- Given problem
Select all lines with the string "document" in them, and copy those lines.

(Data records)

* Begin *

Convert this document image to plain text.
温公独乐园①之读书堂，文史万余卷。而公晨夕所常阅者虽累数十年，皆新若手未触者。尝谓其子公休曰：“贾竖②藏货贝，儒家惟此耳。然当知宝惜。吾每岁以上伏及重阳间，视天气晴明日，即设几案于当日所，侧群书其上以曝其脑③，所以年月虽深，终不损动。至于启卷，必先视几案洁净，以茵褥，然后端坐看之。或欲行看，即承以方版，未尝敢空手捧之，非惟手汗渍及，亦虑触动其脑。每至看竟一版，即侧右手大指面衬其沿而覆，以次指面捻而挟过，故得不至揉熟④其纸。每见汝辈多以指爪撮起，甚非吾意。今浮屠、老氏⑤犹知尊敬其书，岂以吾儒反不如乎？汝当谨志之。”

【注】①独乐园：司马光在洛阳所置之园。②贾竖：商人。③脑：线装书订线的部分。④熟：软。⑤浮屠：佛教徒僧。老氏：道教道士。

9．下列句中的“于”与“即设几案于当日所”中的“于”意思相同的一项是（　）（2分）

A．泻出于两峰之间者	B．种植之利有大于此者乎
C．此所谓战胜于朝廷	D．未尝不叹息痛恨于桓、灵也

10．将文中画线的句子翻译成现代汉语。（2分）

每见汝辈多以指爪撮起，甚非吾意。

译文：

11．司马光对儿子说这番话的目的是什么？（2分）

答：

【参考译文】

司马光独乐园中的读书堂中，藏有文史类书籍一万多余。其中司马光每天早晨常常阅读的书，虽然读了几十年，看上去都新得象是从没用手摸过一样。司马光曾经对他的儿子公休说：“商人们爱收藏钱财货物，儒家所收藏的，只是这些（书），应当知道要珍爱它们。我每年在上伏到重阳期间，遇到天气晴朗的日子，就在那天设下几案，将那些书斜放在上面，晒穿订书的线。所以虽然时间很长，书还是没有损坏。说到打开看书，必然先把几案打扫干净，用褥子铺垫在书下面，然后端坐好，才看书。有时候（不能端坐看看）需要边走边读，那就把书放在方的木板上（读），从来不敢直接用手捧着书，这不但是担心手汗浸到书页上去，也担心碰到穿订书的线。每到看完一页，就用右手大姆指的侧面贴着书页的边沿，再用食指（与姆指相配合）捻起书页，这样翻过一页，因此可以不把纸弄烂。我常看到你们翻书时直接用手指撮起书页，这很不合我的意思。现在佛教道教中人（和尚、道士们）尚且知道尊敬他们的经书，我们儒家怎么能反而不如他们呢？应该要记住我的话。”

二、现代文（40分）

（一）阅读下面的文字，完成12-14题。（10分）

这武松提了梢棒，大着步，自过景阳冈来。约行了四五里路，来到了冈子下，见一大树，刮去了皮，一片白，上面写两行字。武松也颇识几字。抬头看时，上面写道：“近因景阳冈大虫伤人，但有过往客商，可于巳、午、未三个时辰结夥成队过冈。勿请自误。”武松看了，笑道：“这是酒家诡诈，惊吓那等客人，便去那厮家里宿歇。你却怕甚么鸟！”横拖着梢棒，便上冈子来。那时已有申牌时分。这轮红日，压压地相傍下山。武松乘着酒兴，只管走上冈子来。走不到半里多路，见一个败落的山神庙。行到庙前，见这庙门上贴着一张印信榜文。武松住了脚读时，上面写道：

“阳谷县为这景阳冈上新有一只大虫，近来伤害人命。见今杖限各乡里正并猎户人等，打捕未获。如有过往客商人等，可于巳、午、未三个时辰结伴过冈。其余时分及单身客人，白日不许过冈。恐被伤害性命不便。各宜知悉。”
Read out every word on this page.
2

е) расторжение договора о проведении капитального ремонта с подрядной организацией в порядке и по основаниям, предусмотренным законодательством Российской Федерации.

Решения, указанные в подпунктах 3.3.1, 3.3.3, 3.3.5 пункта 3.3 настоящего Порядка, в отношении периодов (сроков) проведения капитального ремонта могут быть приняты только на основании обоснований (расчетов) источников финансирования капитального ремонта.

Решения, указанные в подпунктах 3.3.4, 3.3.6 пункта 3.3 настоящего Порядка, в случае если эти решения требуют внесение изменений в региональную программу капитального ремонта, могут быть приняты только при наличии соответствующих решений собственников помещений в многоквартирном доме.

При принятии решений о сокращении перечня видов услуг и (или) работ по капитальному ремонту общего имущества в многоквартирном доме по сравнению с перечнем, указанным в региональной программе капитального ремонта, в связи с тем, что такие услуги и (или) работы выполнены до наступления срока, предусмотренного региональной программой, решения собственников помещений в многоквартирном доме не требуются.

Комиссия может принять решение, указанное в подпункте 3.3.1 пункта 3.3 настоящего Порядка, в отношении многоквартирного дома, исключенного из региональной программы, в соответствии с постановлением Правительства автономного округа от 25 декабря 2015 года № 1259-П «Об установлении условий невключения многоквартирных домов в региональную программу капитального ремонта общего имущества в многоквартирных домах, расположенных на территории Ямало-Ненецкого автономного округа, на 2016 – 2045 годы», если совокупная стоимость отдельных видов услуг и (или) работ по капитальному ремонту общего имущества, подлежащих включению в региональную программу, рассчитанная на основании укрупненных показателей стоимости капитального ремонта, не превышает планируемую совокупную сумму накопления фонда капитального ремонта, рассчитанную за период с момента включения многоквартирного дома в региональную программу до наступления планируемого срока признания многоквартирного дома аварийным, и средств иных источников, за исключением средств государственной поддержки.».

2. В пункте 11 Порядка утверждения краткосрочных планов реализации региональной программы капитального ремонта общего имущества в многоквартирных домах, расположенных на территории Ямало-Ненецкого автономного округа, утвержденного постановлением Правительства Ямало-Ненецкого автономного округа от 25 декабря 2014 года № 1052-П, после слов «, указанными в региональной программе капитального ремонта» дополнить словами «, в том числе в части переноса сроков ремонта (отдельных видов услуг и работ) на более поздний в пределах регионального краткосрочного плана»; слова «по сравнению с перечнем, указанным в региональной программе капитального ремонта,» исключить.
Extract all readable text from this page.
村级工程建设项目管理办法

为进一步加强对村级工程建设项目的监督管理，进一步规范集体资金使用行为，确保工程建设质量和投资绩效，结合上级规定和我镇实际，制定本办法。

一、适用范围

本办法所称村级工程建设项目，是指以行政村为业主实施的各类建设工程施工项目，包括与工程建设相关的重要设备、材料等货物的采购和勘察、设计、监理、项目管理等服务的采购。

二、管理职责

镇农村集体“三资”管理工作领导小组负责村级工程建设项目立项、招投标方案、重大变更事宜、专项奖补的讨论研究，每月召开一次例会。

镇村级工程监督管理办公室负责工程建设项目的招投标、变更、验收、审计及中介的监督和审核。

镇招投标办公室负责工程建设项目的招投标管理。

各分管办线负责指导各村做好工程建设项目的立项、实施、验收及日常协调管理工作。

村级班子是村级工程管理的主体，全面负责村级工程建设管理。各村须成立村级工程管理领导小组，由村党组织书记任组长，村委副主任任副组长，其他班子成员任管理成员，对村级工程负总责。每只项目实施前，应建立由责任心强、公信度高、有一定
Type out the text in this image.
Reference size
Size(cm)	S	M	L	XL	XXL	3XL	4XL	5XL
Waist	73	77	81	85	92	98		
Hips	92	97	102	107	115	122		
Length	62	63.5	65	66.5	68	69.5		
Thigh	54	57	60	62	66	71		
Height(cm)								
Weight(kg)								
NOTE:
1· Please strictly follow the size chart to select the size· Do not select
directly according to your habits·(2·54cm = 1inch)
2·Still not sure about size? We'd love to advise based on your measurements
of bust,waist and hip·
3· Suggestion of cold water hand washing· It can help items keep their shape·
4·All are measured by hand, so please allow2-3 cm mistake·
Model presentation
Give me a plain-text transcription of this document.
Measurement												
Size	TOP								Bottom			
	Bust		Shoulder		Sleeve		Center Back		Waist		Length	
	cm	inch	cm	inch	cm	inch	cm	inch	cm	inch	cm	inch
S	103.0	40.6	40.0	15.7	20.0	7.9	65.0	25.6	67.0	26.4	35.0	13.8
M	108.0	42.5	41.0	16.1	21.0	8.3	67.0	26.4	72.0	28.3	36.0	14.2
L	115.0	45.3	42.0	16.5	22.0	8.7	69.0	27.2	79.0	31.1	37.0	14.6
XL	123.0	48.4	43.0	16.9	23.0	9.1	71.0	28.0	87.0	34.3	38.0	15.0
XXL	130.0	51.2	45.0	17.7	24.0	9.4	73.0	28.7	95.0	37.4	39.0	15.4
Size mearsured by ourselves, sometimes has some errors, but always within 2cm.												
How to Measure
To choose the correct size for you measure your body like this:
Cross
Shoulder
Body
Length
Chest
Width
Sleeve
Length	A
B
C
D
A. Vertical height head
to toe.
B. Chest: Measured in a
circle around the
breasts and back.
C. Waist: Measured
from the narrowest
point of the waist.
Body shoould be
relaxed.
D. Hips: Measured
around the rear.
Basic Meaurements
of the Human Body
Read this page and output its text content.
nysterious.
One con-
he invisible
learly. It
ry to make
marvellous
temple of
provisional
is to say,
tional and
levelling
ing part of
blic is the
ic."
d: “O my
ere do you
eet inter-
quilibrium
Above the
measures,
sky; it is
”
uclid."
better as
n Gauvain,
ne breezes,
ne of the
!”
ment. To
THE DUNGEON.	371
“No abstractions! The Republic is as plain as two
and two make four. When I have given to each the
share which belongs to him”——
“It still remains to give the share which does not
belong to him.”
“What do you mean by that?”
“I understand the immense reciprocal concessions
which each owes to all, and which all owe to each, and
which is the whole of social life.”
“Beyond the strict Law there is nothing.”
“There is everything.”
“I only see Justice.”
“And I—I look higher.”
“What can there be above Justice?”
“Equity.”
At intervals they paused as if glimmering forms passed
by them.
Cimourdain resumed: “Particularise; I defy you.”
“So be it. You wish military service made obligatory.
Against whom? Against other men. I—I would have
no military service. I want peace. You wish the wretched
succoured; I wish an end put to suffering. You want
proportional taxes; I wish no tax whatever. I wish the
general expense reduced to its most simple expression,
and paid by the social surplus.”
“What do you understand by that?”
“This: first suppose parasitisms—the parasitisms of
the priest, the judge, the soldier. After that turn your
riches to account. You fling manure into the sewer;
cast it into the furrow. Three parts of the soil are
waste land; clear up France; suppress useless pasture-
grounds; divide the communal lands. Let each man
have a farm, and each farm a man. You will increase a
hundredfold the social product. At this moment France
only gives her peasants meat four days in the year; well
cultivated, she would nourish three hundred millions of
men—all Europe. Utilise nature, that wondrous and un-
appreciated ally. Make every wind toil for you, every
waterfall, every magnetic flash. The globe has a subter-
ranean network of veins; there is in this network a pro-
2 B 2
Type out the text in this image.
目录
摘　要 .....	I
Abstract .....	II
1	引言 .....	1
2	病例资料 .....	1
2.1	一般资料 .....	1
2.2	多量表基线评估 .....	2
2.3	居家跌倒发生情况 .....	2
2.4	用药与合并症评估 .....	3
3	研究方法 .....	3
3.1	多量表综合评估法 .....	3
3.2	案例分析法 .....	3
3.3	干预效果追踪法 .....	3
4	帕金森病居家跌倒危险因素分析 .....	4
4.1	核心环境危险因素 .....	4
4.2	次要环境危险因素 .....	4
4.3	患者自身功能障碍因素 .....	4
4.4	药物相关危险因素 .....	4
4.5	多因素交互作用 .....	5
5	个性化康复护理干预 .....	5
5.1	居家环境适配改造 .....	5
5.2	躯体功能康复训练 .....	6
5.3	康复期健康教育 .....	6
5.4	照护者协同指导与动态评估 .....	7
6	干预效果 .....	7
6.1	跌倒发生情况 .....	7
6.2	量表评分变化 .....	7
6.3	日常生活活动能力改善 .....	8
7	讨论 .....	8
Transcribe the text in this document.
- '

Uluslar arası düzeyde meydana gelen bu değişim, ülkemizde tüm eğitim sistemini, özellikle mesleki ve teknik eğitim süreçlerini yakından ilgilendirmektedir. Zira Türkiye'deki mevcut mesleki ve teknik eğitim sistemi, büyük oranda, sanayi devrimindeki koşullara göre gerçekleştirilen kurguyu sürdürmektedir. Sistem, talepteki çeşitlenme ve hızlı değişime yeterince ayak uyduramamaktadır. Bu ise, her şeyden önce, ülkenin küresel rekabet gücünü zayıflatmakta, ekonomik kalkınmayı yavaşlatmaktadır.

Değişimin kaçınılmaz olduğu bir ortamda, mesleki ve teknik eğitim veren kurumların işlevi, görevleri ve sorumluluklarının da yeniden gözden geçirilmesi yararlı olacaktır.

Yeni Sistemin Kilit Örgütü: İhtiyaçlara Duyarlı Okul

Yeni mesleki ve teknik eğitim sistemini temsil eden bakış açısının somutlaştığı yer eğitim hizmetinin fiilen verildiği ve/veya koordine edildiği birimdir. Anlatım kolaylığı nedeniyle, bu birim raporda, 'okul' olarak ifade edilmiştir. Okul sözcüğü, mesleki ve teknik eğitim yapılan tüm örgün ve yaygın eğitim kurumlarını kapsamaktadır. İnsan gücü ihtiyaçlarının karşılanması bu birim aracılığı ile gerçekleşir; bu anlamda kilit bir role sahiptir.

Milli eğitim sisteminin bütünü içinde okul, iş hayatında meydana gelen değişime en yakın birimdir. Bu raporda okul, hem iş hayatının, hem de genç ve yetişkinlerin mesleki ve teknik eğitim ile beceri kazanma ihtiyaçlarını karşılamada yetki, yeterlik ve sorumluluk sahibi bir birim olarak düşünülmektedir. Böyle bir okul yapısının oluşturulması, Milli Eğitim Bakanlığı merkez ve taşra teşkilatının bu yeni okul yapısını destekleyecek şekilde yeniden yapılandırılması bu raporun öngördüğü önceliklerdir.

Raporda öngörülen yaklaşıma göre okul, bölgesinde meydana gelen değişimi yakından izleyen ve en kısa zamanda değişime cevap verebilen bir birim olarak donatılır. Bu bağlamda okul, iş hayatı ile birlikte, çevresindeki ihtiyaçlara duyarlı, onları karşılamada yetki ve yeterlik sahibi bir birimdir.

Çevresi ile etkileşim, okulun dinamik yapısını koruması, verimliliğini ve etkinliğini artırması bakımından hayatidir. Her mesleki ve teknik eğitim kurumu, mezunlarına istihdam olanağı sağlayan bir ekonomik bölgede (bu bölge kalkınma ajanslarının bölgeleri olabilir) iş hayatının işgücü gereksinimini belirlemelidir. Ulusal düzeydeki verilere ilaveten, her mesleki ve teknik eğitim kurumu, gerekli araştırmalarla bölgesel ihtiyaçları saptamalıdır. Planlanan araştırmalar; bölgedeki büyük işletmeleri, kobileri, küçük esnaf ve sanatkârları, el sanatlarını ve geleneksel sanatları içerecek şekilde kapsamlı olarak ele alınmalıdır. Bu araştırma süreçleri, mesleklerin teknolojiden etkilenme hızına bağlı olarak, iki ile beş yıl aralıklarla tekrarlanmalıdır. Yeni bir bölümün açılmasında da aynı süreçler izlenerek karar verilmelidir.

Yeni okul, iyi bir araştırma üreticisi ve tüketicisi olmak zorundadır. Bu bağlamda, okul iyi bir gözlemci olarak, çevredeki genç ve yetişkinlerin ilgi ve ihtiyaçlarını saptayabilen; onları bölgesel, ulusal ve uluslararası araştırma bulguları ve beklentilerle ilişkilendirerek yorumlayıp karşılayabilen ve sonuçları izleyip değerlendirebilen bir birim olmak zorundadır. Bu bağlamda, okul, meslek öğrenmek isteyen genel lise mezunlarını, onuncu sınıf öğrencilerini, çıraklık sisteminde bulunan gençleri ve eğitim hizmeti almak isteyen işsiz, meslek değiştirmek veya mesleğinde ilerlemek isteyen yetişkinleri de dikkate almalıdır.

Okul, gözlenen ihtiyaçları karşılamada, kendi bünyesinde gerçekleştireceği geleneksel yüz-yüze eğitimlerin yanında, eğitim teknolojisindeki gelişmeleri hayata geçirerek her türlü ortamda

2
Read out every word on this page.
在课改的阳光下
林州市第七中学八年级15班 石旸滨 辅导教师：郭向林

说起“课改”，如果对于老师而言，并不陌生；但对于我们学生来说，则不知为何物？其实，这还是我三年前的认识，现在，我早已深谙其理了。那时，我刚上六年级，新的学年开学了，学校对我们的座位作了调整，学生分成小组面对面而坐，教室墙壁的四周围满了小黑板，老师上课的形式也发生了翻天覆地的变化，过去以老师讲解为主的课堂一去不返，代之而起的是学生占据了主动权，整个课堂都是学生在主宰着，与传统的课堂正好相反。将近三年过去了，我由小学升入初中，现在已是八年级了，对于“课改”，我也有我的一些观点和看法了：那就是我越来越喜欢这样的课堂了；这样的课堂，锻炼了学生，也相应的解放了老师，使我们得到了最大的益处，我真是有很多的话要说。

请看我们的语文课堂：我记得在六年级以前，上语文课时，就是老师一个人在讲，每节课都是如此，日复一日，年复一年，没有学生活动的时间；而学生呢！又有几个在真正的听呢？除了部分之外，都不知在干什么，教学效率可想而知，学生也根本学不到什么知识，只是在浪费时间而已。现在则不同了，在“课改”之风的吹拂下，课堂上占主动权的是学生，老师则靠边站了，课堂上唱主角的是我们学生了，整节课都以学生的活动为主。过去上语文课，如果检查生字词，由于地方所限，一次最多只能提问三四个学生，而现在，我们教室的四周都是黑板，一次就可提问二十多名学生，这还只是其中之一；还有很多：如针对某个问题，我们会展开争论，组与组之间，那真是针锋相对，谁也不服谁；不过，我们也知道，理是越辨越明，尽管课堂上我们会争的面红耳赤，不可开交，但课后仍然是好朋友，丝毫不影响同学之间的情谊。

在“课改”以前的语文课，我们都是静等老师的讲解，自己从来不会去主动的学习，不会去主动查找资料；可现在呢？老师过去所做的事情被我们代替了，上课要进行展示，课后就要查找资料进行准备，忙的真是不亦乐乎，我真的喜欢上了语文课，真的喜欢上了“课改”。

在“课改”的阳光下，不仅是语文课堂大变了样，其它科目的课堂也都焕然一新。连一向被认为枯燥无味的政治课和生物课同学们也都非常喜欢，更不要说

* End *

- Output for this exercise
Convert this document image to plain text.
Give me a plain-text transcription of this document.
Transcribe the text in this document.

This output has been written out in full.